Stored dataset items:
◇ ◇ ◇ ◇ ◇ ◇ ◇

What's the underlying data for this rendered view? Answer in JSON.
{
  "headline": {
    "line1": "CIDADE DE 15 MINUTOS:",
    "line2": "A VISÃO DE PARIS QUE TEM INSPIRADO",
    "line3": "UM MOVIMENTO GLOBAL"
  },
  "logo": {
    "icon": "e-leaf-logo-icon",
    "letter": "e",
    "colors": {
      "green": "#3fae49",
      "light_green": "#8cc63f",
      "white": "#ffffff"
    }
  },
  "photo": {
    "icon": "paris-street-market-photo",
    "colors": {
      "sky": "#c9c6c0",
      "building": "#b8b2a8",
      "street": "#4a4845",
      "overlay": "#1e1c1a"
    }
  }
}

◇ ◇ ◇ ◇ ◇ ◇ ◇

Set exercise:
Copy out each line of the material that holds the word "street".

Answer to this task:
    "icon": "paris-street-market-photo",
      "street": "#4a4845",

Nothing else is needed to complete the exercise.